** Start Records for the exercise **
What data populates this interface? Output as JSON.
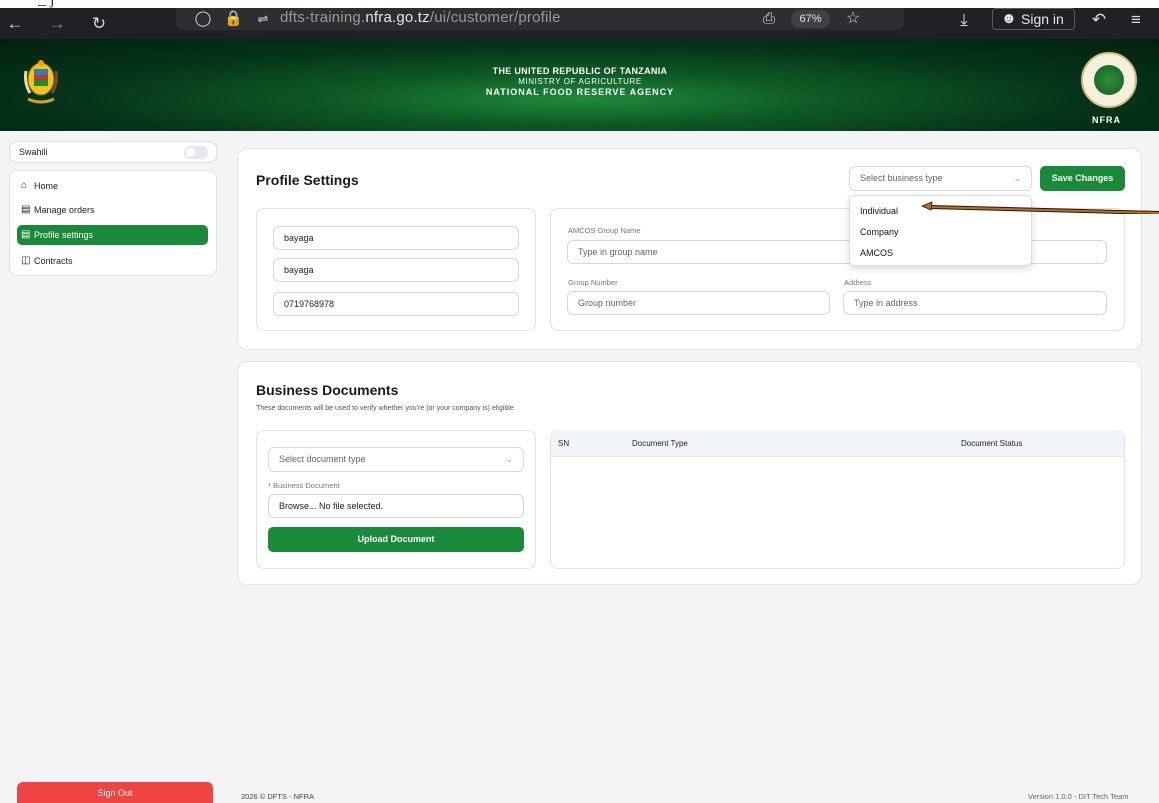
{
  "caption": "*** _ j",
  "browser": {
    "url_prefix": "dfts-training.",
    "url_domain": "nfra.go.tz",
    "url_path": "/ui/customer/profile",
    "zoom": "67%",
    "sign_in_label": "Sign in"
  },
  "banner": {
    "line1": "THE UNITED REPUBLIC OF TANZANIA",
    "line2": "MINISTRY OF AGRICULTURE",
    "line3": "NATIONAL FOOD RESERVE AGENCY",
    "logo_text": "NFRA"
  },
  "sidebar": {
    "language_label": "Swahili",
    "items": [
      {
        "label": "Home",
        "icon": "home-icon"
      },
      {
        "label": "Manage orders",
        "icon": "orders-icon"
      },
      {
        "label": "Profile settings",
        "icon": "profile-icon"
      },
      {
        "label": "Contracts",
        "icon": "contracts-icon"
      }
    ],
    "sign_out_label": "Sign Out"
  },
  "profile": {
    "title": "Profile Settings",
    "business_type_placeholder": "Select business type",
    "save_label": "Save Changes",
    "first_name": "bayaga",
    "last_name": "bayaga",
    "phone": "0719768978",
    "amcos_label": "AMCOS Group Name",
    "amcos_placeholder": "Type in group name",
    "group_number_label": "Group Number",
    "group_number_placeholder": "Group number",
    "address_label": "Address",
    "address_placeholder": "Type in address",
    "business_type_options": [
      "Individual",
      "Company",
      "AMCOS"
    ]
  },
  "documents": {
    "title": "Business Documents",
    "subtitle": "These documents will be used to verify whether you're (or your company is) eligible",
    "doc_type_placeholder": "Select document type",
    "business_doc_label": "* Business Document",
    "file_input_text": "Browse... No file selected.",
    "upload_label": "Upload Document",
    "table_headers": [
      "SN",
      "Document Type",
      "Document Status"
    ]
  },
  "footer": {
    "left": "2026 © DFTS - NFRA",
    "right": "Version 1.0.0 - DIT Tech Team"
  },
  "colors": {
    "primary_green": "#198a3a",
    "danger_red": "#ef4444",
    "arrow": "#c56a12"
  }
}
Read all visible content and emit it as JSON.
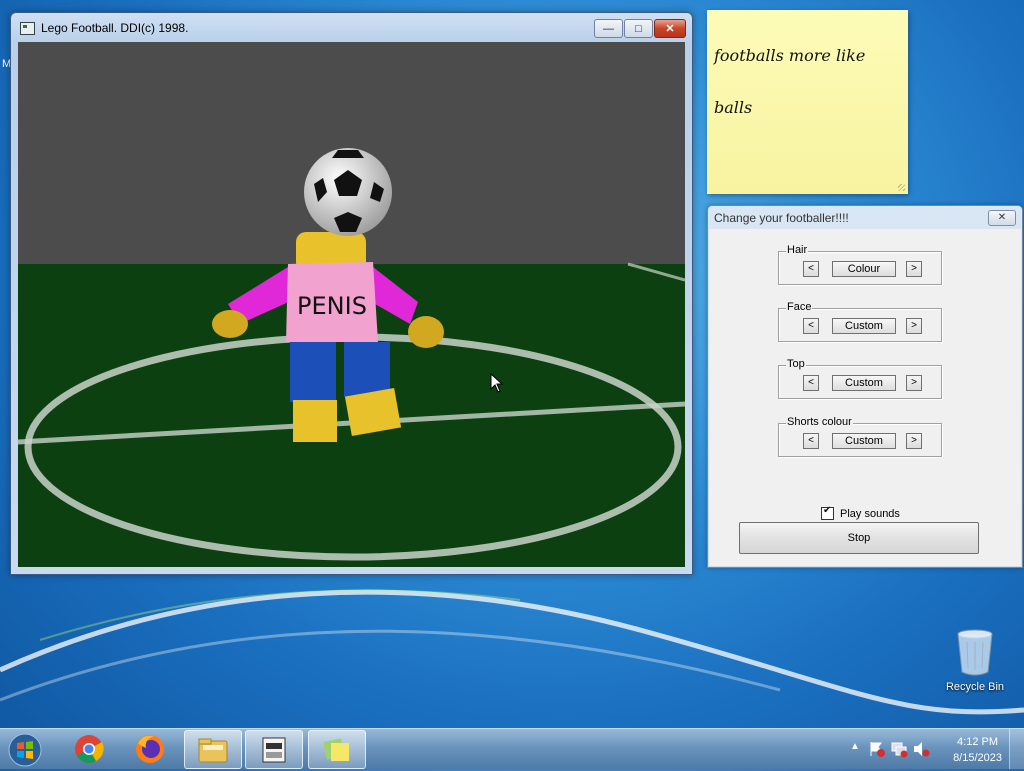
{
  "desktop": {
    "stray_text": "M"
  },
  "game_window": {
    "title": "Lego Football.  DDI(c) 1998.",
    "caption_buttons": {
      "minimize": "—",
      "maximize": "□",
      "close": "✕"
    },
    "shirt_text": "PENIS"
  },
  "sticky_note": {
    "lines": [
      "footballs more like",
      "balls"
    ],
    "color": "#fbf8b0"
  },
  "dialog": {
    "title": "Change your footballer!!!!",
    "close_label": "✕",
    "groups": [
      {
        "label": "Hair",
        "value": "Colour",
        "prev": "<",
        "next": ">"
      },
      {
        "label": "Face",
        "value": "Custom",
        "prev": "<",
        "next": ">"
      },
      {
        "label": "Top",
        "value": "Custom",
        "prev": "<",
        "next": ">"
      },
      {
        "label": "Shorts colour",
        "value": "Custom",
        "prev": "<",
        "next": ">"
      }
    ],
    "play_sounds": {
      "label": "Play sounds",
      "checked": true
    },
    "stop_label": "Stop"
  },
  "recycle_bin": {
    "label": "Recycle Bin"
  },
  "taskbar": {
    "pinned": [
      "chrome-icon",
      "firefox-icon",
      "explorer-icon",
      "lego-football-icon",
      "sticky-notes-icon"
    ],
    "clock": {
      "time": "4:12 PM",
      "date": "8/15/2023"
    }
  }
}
** End Records for the exercise **
Problem description: Your task is to give again, unchanged, the lines from the line that contains "Read all visible content and emit it as JSON." to the end of the records. Include both end lines but no pictures.

Written answer:
Read all visible content and emit it as JSON.
{
  "desktop": {
    "stray_text": "M"
  },
  "game_window": {
    "title": "Lego Football.  DDI(c) 1998.",
    "caption_buttons": {
      "minimize": "—",
      "maximize": "□",
      "close": "✕"
    },
    "shirt_text": "PENIS"
  },
  "sticky_note": {
    "lines": [
      "footballs more like",
      "balls"
    ],
    "color": "#fbf8b0"
  },
  "dialog": {
    "title": "Change your footballer!!!!",
    "close_label": "✕",
    "groups": [
      {
        "label": "Hair",
        "value": "Colour",
        "prev": "<",
        "next": ">"
      },
      {
        "label": "Face",
        "value": "Custom",
        "prev": "<",
        "next": ">"
      },
      {
        "label": "Top",
        "value": "Custom",
        "prev": "<",
        "next": ">"
      },
      {
        "label": "Shorts colour",
        "value": "Custom",
        "prev": "<",
        "next": ">"
      }
    ],
    "play_sounds": {
      "label": "Play sounds",
      "checked": true
    },
    "stop_label": "Stop"
  },
  "recycle_bin": {
    "label": "Recycle Bin"
  },
  "taskbar": {
    "pinned": [
      "chrome-icon",
      "firefox-icon",
      "explorer-icon",
      "lego-football-icon",
      "sticky-notes-icon"
    ],
    "clock": {
      "time": "4:12 PM",
      "date": "8/15/2023"
    }
  }
}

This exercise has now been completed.